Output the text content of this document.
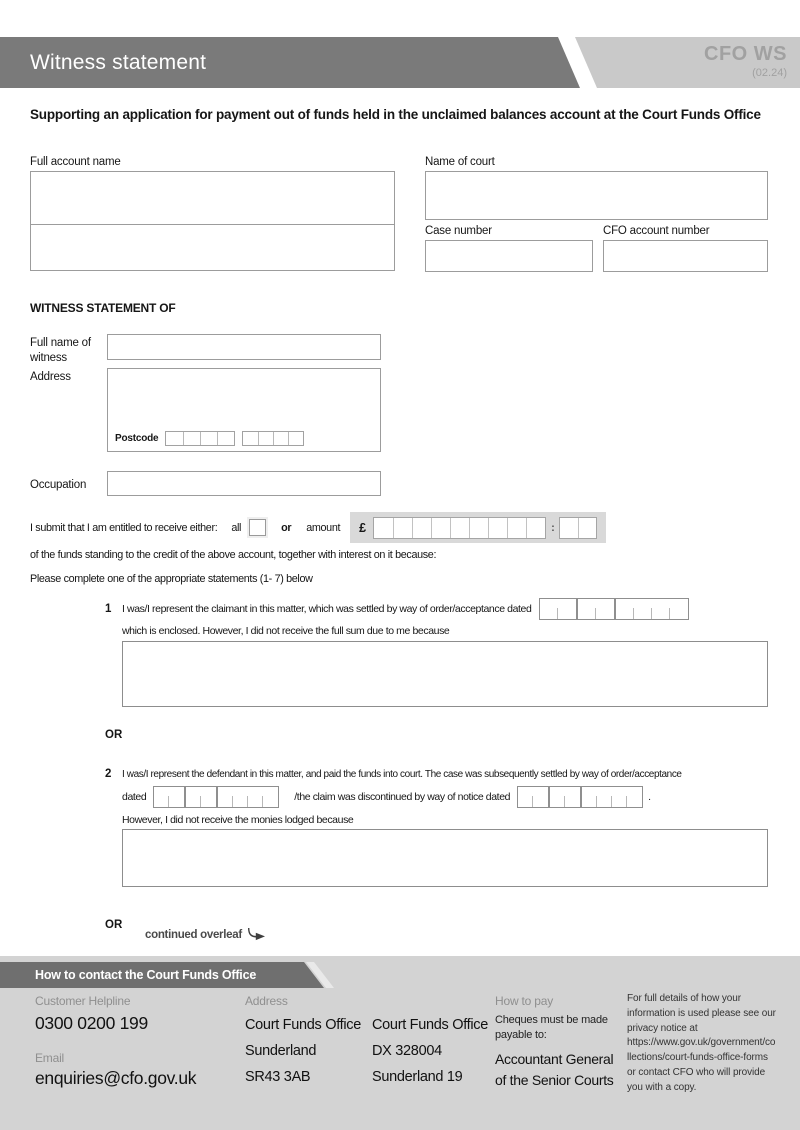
Witness statement	CFO WS
(02.24)
Supporting an application for payment out of funds held in the unclaimed balances account at the Court Funds Office
Full account name	Name of court
Case number	CFO account number
WITNESS STATEMENT OF
Full name of witness
Address
Postcode
Occupation
I submit that I am entitled to receive either: all	or amount £	:
of the funds standing to the credit of the above account, together with interest on it because:
Please complete one of the appropriate statements (1- 7) below
1	I was/I represent the claimant in this matter, which was settled by way of order/acceptance dated
which is enclosed. However, I did not receive the full sum due to me because
OR
2	I was/I represent the defendant in this matter, and paid the funds into court. The case was subsequently settled by way of order/acceptance
dated	/the claim was discontinued by way of notice dated	.
However, I did not receive the monies lodged because
OR
continued overleaf
How to contact the Court Funds Office
Customer Helpline
0300 0200 199
Email
enquiries@cfo.gov.uk
Address
Court Funds Office
Sunderland
SR43 3AB
Court Funds Office
DX 328004
Sunderland 19
How to pay
Cheques must be made payable to:
Accountant General of the Senior Courts
For full details of how your information is used please see our privacy notice at https://www.gov.uk/government/collections/court-funds-office-forms or contact CFO who will provide you with a copy.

★ ★ ★ ★ ★

AIM OF THE EXERCISE | Nothing but the pictures may be dropped; output the records above exactly.

WRITTEN RESPONSE |
Output the text content of this document.
Witness statement	CFO WS
(02.24)
Supporting an application for payment out of funds held in the unclaimed balances account at the Court Funds Office
Full account name	Name of court
Case number	CFO account number
WITNESS STATEMENT OF
Full name of witness
Address
Postcode
Occupation
I submit that I am entitled to receive either: all	or amount £	:
of the funds standing to the credit of the above account, together with interest on it because:
Please complete one of the appropriate statements (1- 7) below
1	I was/I represent the claimant in this matter, which was settled by way of order/acceptance dated
which is enclosed. However, I did not receive the full sum due to me because
OR
2	I was/I represent the defendant in this matter, and paid the funds into court. The case was subsequently settled by way of order/acceptance
dated	/the claim was discontinued by way of notice dated	.
However, I did not receive the monies lodged because
OR
continued overleaf
How to contact the Court Funds Office
Customer Helpline
0300 0200 199
Email
enquiries@cfo.gov.uk
Address
Court Funds Office
Sunderland
SR43 3AB
Court Funds Office
DX 328004
Sunderland 19
How to pay
Cheques must be made payable to:
Accountant General of the Senior Courts
For full details of how your information is used please see our privacy notice at https://www.gov.uk/government/collections/court-funds-office-forms or contact CFO who will provide you with a copy.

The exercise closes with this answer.